From the entries below, extract every line that includes the word "name".

(Stored records)
-- begin --

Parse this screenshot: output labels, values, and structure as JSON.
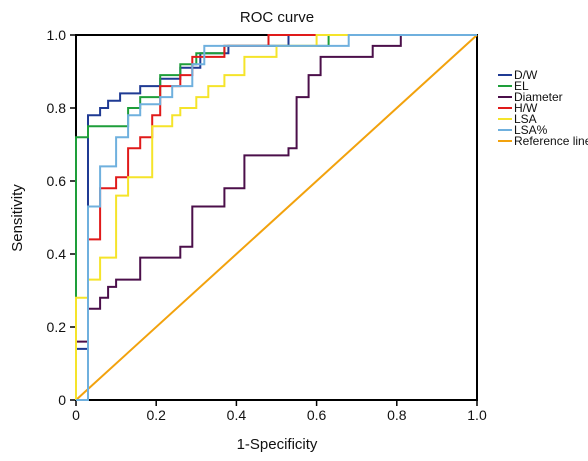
{
  "chart_data": {
    "type": "line",
    "title": "ROC curve",
    "xlabel": "1-Specificity",
    "ylabel": "Sensitivity",
    "xlim": [
      0,
      1
    ],
    "ylim": [
      0,
      1
    ],
    "xticks": [
      "0",
      "0.2",
      "0.4",
      "0.6",
      "0.8",
      "1.0"
    ],
    "yticks": [
      "0",
      "0.2",
      "0.4",
      "0.6",
      "0.8",
      "1.0"
    ],
    "xtick_values": [
      0,
      0.2,
      0.4,
      0.6,
      0.8,
      1.0
    ],
    "ytick_values": [
      0,
      0.2,
      0.4,
      0.6,
      0.8,
      1.0
    ],
    "grid": false,
    "legend_position": "right",
    "series": [
      {
        "name": "D/W",
        "color": "#1f3a93",
        "points": [
          [
            0,
            0
          ],
          [
            0,
            0.14
          ],
          [
            0.03,
            0.14
          ],
          [
            0.03,
            0.78
          ],
          [
            0.06,
            0.78
          ],
          [
            0.06,
            0.8
          ],
          [
            0.08,
            0.8
          ],
          [
            0.08,
            0.82
          ],
          [
            0.11,
            0.82
          ],
          [
            0.11,
            0.84
          ],
          [
            0.16,
            0.84
          ],
          [
            0.16,
            0.86
          ],
          [
            0.21,
            0.86
          ],
          [
            0.21,
            0.88
          ],
          [
            0.26,
            0.88
          ],
          [
            0.26,
            0.91
          ],
          [
            0.31,
            0.91
          ],
          [
            0.31,
            0.95
          ],
          [
            0.38,
            0.95
          ],
          [
            0.38,
            0.97
          ],
          [
            0.53,
            0.97
          ],
          [
            0.53,
            1.0
          ],
          [
            1.0,
            1.0
          ]
        ]
      },
      {
        "name": "EL",
        "color": "#1e9e3a",
        "points": [
          [
            0,
            0
          ],
          [
            0,
            0.72
          ],
          [
            0.03,
            0.72
          ],
          [
            0.03,
            0.75
          ],
          [
            0.13,
            0.75
          ],
          [
            0.13,
            0.8
          ],
          [
            0.16,
            0.8
          ],
          [
            0.16,
            0.83
          ],
          [
            0.21,
            0.83
          ],
          [
            0.21,
            0.89
          ],
          [
            0.26,
            0.89
          ],
          [
            0.26,
            0.92
          ],
          [
            0.3,
            0.92
          ],
          [
            0.3,
            0.95
          ],
          [
            0.37,
            0.95
          ],
          [
            0.37,
            0.97
          ],
          [
            0.63,
            0.97
          ],
          [
            0.63,
            1.0
          ],
          [
            1.0,
            1.0
          ]
        ]
      },
      {
        "name": "Diameter",
        "color": "#4b0f4a",
        "points": [
          [
            0,
            0
          ],
          [
            0,
            0.16
          ],
          [
            0.03,
            0.16
          ],
          [
            0.03,
            0.25
          ],
          [
            0.06,
            0.25
          ],
          [
            0.06,
            0.28
          ],
          [
            0.08,
            0.28
          ],
          [
            0.08,
            0.31
          ],
          [
            0.1,
            0.31
          ],
          [
            0.1,
            0.33
          ],
          [
            0.16,
            0.33
          ],
          [
            0.16,
            0.39
          ],
          [
            0.26,
            0.39
          ],
          [
            0.26,
            0.42
          ],
          [
            0.29,
            0.42
          ],
          [
            0.29,
            0.53
          ],
          [
            0.37,
            0.53
          ],
          [
            0.37,
            0.58
          ],
          [
            0.42,
            0.58
          ],
          [
            0.42,
            0.67
          ],
          [
            0.53,
            0.67
          ],
          [
            0.53,
            0.69
          ],
          [
            0.55,
            0.69
          ],
          [
            0.55,
            0.83
          ],
          [
            0.58,
            0.83
          ],
          [
            0.58,
            0.89
          ],
          [
            0.61,
            0.89
          ],
          [
            0.61,
            0.94
          ],
          [
            0.74,
            0.94
          ],
          [
            0.74,
            0.97
          ],
          [
            0.81,
            0.97
          ],
          [
            0.81,
            1.0
          ],
          [
            1.0,
            1.0
          ]
        ]
      },
      {
        "name": "H/W",
        "color": "#e01a1a",
        "points": [
          [
            0,
            0
          ],
          [
            0.03,
            0
          ],
          [
            0.03,
            0.19
          ],
          [
            0.03,
            0.44
          ],
          [
            0.06,
            0.44
          ],
          [
            0.06,
            0.58
          ],
          [
            0.1,
            0.58
          ],
          [
            0.1,
            0.61
          ],
          [
            0.13,
            0.61
          ],
          [
            0.13,
            0.69
          ],
          [
            0.16,
            0.69
          ],
          [
            0.16,
            0.72
          ],
          [
            0.19,
            0.72
          ],
          [
            0.19,
            0.78
          ],
          [
            0.21,
            0.78
          ],
          [
            0.21,
            0.86
          ],
          [
            0.26,
            0.86
          ],
          [
            0.26,
            0.89
          ],
          [
            0.29,
            0.89
          ],
          [
            0.29,
            0.94
          ],
          [
            0.37,
            0.94
          ],
          [
            0.37,
            0.97
          ],
          [
            0.48,
            0.97
          ],
          [
            0.48,
            1.0
          ],
          [
            1.0,
            1.0
          ]
        ]
      },
      {
        "name": "LSA",
        "color": "#f5e42a",
        "points": [
          [
            0,
            0
          ],
          [
            0,
            0.28
          ],
          [
            0.03,
            0.28
          ],
          [
            0.03,
            0.33
          ],
          [
            0.06,
            0.33
          ],
          [
            0.06,
            0.39
          ],
          [
            0.1,
            0.39
          ],
          [
            0.1,
            0.56
          ],
          [
            0.13,
            0.56
          ],
          [
            0.13,
            0.61
          ],
          [
            0.19,
            0.61
          ],
          [
            0.19,
            0.75
          ],
          [
            0.24,
            0.75
          ],
          [
            0.24,
            0.78
          ],
          [
            0.26,
            0.78
          ],
          [
            0.26,
            0.8
          ],
          [
            0.3,
            0.8
          ],
          [
            0.3,
            0.83
          ],
          [
            0.33,
            0.83
          ],
          [
            0.33,
            0.86
          ],
          [
            0.37,
            0.86
          ],
          [
            0.37,
            0.89
          ],
          [
            0.42,
            0.89
          ],
          [
            0.42,
            0.94
          ],
          [
            0.5,
            0.94
          ],
          [
            0.5,
            0.97
          ],
          [
            0.6,
            0.97
          ],
          [
            0.6,
            1.0
          ],
          [
            1.0,
            1.0
          ]
        ]
      },
      {
        "name": "LSA%",
        "color": "#6fb0de",
        "points": [
          [
            0,
            0
          ],
          [
            0.03,
            0
          ],
          [
            0.03,
            0.53
          ],
          [
            0.06,
            0.53
          ],
          [
            0.06,
            0.64
          ],
          [
            0.1,
            0.64
          ],
          [
            0.1,
            0.72
          ],
          [
            0.13,
            0.72
          ],
          [
            0.13,
            0.78
          ],
          [
            0.16,
            0.78
          ],
          [
            0.16,
            0.81
          ],
          [
            0.21,
            0.81
          ],
          [
            0.21,
            0.83
          ],
          [
            0.24,
            0.83
          ],
          [
            0.24,
            0.86
          ],
          [
            0.29,
            0.86
          ],
          [
            0.29,
            0.92
          ],
          [
            0.32,
            0.92
          ],
          [
            0.32,
            0.97
          ],
          [
            0.68,
            0.97
          ],
          [
            0.68,
            1.0
          ],
          [
            1.0,
            1.0
          ]
        ]
      },
      {
        "name": "Reference line",
        "color": "#f2a20d",
        "points": [
          [
            0,
            0
          ],
          [
            1,
            1
          ]
        ]
      }
    ]
  }
}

-- end --

# EXERCISE RESPONSE:
        "name": "D/W",
        "name": "EL",
        "name": "Diameter",
        "name": "H/W",
        "name": "LSA",
        "name": "LSA%",
        "name": "Reference line",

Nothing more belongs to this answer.